=== Begin Enclosure ===

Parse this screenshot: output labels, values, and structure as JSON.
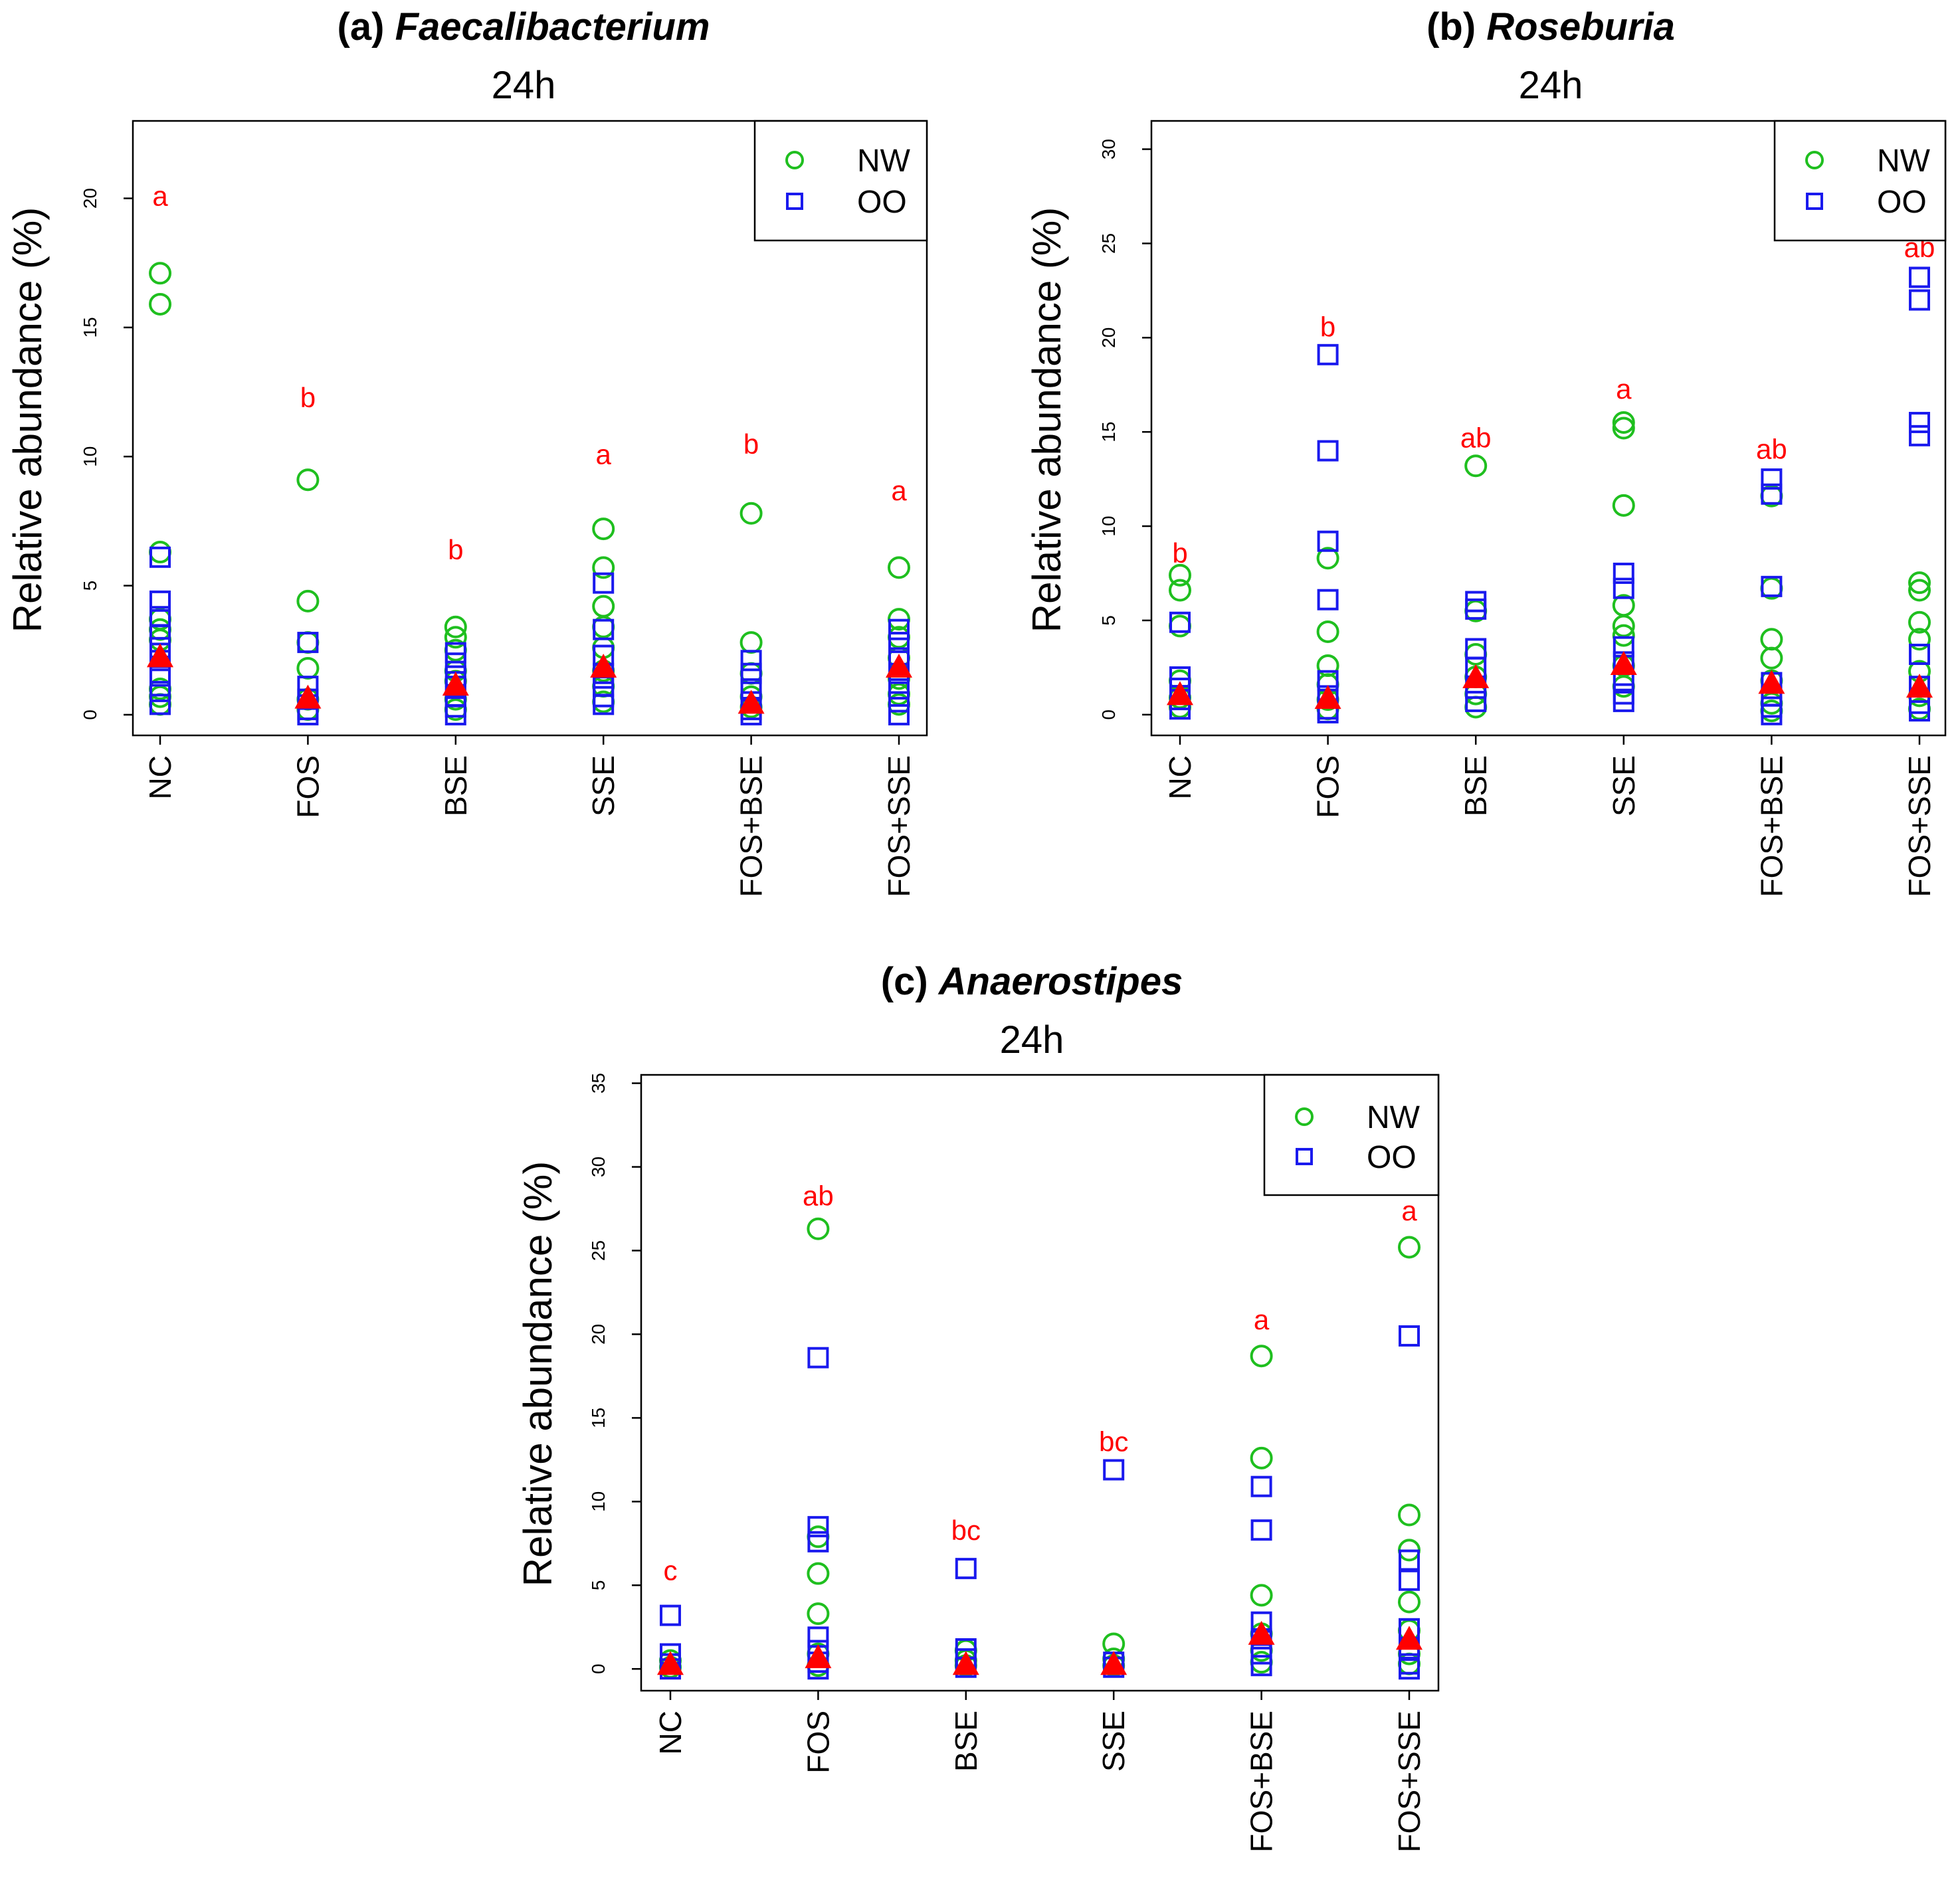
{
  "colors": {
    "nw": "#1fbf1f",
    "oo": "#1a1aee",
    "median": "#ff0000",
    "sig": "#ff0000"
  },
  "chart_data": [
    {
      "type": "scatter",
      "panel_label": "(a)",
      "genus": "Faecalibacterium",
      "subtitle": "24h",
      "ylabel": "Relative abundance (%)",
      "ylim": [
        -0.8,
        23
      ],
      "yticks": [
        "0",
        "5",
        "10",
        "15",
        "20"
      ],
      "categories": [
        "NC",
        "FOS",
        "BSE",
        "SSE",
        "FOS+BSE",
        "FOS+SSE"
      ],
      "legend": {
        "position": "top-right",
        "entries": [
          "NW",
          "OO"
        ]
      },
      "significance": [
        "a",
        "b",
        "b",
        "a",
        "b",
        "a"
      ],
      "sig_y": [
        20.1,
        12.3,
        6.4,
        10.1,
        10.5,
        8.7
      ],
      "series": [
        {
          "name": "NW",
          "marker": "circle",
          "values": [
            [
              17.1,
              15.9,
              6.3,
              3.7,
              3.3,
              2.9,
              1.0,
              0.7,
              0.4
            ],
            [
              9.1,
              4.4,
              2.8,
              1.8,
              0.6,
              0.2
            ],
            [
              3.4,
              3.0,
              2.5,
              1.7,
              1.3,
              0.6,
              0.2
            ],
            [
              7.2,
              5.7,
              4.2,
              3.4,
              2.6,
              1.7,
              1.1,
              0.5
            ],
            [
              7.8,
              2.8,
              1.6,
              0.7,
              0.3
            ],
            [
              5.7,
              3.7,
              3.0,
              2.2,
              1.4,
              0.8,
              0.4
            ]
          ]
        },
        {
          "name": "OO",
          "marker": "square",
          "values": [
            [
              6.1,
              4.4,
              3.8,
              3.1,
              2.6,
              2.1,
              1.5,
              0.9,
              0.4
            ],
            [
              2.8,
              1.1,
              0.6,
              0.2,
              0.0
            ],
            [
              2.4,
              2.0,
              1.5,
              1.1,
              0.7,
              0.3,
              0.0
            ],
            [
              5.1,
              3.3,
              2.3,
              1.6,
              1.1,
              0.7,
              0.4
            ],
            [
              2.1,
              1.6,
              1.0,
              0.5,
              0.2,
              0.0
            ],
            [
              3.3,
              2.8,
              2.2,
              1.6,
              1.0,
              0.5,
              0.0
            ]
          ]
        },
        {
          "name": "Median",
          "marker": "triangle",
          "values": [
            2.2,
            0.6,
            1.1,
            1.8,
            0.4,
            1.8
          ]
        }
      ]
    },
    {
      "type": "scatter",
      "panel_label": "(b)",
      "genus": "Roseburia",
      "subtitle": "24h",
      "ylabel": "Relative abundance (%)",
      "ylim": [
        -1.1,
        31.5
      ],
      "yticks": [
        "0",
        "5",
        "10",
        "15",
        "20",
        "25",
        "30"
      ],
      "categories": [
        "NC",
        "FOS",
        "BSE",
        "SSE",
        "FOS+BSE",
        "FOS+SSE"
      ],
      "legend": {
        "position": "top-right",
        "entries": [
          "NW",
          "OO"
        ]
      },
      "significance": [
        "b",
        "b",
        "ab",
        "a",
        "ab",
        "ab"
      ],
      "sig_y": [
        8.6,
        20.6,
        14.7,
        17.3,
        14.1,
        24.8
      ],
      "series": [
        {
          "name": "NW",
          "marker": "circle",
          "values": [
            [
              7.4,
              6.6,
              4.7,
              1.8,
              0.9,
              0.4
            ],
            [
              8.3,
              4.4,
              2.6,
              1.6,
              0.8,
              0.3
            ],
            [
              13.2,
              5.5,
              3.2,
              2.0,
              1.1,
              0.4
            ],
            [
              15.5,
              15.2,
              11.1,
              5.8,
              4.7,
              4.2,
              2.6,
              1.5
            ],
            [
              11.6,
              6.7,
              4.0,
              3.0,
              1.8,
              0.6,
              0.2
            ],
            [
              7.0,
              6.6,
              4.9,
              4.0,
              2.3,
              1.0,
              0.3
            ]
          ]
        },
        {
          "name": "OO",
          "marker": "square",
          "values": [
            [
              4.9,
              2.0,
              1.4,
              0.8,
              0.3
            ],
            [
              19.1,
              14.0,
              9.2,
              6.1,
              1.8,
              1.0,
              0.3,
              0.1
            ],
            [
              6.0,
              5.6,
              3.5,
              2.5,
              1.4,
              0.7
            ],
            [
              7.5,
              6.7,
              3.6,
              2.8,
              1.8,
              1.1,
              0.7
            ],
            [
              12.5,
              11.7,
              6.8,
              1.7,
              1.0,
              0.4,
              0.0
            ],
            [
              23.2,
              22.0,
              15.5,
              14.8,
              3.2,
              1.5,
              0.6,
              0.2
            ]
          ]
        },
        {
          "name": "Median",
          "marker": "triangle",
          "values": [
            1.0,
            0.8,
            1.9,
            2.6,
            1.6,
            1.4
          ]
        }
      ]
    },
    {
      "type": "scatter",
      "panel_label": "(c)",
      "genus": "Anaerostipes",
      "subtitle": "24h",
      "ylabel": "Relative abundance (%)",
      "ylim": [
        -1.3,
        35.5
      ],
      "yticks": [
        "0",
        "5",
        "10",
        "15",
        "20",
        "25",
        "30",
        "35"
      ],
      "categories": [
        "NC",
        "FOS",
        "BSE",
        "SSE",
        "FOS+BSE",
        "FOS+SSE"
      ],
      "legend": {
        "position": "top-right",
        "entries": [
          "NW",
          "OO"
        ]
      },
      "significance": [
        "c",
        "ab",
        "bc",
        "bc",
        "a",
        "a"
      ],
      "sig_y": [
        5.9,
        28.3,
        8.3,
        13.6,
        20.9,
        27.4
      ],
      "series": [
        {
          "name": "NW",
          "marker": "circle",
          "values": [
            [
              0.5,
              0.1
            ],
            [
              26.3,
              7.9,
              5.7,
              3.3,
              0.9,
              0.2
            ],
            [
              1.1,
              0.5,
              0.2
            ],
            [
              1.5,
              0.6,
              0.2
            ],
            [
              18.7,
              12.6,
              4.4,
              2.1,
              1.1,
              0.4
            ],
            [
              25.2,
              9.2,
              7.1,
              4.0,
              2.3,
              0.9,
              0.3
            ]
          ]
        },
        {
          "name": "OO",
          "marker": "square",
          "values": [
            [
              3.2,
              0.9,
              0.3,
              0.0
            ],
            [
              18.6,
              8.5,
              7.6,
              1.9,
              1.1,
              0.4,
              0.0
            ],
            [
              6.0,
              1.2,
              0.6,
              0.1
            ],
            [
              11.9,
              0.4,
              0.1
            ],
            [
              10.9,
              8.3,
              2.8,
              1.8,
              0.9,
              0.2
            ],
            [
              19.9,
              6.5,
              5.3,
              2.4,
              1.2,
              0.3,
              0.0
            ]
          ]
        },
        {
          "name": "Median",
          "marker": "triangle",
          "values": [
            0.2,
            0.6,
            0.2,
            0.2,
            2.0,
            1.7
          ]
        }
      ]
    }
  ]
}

=== End Enclosure ===

* What is required: Each line above is to be repeated exactly as written; no picture is carried over.

* Your solution:
Parse this screenshot: output labels, values, and structure as JSON.
{
  "colors": {
    "nw": "#1fbf1f",
    "oo": "#1a1aee",
    "median": "#ff0000",
    "sig": "#ff0000"
  },
  "chart_data": [
    {
      "type": "scatter",
      "panel_label": "(a)",
      "genus": "Faecalibacterium",
      "subtitle": "24h",
      "ylabel": "Relative abundance (%)",
      "ylim": [
        -0.8,
        23
      ],
      "yticks": [
        "0",
        "5",
        "10",
        "15",
        "20"
      ],
      "categories": [
        "NC",
        "FOS",
        "BSE",
        "SSE",
        "FOS+BSE",
        "FOS+SSE"
      ],
      "legend": {
        "position": "top-right",
        "entries": [
          "NW",
          "OO"
        ]
      },
      "significance": [
        "a",
        "b",
        "b",
        "a",
        "b",
        "a"
      ],
      "sig_y": [
        20.1,
        12.3,
        6.4,
        10.1,
        10.5,
        8.7
      ],
      "series": [
        {
          "name": "NW",
          "marker": "circle",
          "values": [
            [
              17.1,
              15.9,
              6.3,
              3.7,
              3.3,
              2.9,
              1.0,
              0.7,
              0.4
            ],
            [
              9.1,
              4.4,
              2.8,
              1.8,
              0.6,
              0.2
            ],
            [
              3.4,
              3.0,
              2.5,
              1.7,
              1.3,
              0.6,
              0.2
            ],
            [
              7.2,
              5.7,
              4.2,
              3.4,
              2.6,
              1.7,
              1.1,
              0.5
            ],
            [
              7.8,
              2.8,
              1.6,
              0.7,
              0.3
            ],
            [
              5.7,
              3.7,
              3.0,
              2.2,
              1.4,
              0.8,
              0.4
            ]
          ]
        },
        {
          "name": "OO",
          "marker": "square",
          "values": [
            [
              6.1,
              4.4,
              3.8,
              3.1,
              2.6,
              2.1,
              1.5,
              0.9,
              0.4
            ],
            [
              2.8,
              1.1,
              0.6,
              0.2,
              0.0
            ],
            [
              2.4,
              2.0,
              1.5,
              1.1,
              0.7,
              0.3,
              0.0
            ],
            [
              5.1,
              3.3,
              2.3,
              1.6,
              1.1,
              0.7,
              0.4
            ],
            [
              2.1,
              1.6,
              1.0,
              0.5,
              0.2,
              0.0
            ],
            [
              3.3,
              2.8,
              2.2,
              1.6,
              1.0,
              0.5,
              0.0
            ]
          ]
        },
        {
          "name": "Median",
          "marker": "triangle",
          "values": [
            2.2,
            0.6,
            1.1,
            1.8,
            0.4,
            1.8
          ]
        }
      ]
    },
    {
      "type": "scatter",
      "panel_label": "(b)",
      "genus": "Roseburia",
      "subtitle": "24h",
      "ylabel": "Relative abundance (%)",
      "ylim": [
        -1.1,
        31.5
      ],
      "yticks": [
        "0",
        "5",
        "10",
        "15",
        "20",
        "25",
        "30"
      ],
      "categories": [
        "NC",
        "FOS",
        "BSE",
        "SSE",
        "FOS+BSE",
        "FOS+SSE"
      ],
      "legend": {
        "position": "top-right",
        "entries": [
          "NW",
          "OO"
        ]
      },
      "significance": [
        "b",
        "b",
        "ab",
        "a",
        "ab",
        "ab"
      ],
      "sig_y": [
        8.6,
        20.6,
        14.7,
        17.3,
        14.1,
        24.8
      ],
      "series": [
        {
          "name": "NW",
          "marker": "circle",
          "values": [
            [
              7.4,
              6.6,
              4.7,
              1.8,
              0.9,
              0.4
            ],
            [
              8.3,
              4.4,
              2.6,
              1.6,
              0.8,
              0.3
            ],
            [
              13.2,
              5.5,
              3.2,
              2.0,
              1.1,
              0.4
            ],
            [
              15.5,
              15.2,
              11.1,
              5.8,
              4.7,
              4.2,
              2.6,
              1.5
            ],
            [
              11.6,
              6.7,
              4.0,
              3.0,
              1.8,
              0.6,
              0.2
            ],
            [
              7.0,
              6.6,
              4.9,
              4.0,
              2.3,
              1.0,
              0.3
            ]
          ]
        },
        {
          "name": "OO",
          "marker": "square",
          "values": [
            [
              4.9,
              2.0,
              1.4,
              0.8,
              0.3
            ],
            [
              19.1,
              14.0,
              9.2,
              6.1,
              1.8,
              1.0,
              0.3,
              0.1
            ],
            [
              6.0,
              5.6,
              3.5,
              2.5,
              1.4,
              0.7
            ],
            [
              7.5,
              6.7,
              3.6,
              2.8,
              1.8,
              1.1,
              0.7
            ],
            [
              12.5,
              11.7,
              6.8,
              1.7,
              1.0,
              0.4,
              0.0
            ],
            [
              23.2,
              22.0,
              15.5,
              14.8,
              3.2,
              1.5,
              0.6,
              0.2
            ]
          ]
        },
        {
          "name": "Median",
          "marker": "triangle",
          "values": [
            1.0,
            0.8,
            1.9,
            2.6,
            1.6,
            1.4
          ]
        }
      ]
    },
    {
      "type": "scatter",
      "panel_label": "(c)",
      "genus": "Anaerostipes",
      "subtitle": "24h",
      "ylabel": "Relative abundance (%)",
      "ylim": [
        -1.3,
        35.5
      ],
      "yticks": [
        "0",
        "5",
        "10",
        "15",
        "20",
        "25",
        "30",
        "35"
      ],
      "categories": [
        "NC",
        "FOS",
        "BSE",
        "SSE",
        "FOS+BSE",
        "FOS+SSE"
      ],
      "legend": {
        "position": "top-right",
        "entries": [
          "NW",
          "OO"
        ]
      },
      "significance": [
        "c",
        "ab",
        "bc",
        "bc",
        "a",
        "a"
      ],
      "sig_y": [
        5.9,
        28.3,
        8.3,
        13.6,
        20.9,
        27.4
      ],
      "series": [
        {
          "name": "NW",
          "marker": "circle",
          "values": [
            [
              0.5,
              0.1
            ],
            [
              26.3,
              7.9,
              5.7,
              3.3,
              0.9,
              0.2
            ],
            [
              1.1,
              0.5,
              0.2
            ],
            [
              1.5,
              0.6,
              0.2
            ],
            [
              18.7,
              12.6,
              4.4,
              2.1,
              1.1,
              0.4
            ],
            [
              25.2,
              9.2,
              7.1,
              4.0,
              2.3,
              0.9,
              0.3
            ]
          ]
        },
        {
          "name": "OO",
          "marker": "square",
          "values": [
            [
              3.2,
              0.9,
              0.3,
              0.0
            ],
            [
              18.6,
              8.5,
              7.6,
              1.9,
              1.1,
              0.4,
              0.0
            ],
            [
              6.0,
              1.2,
              0.6,
              0.1
            ],
            [
              11.9,
              0.4,
              0.1
            ],
            [
              10.9,
              8.3,
              2.8,
              1.8,
              0.9,
              0.2
            ],
            [
              19.9,
              6.5,
              5.3,
              2.4,
              1.2,
              0.3,
              0.0
            ]
          ]
        },
        {
          "name": "Median",
          "marker": "triangle",
          "values": [
            0.2,
            0.6,
            0.2,
            0.2,
            2.0,
            1.7
          ]
        }
      ]
    }
  ]
}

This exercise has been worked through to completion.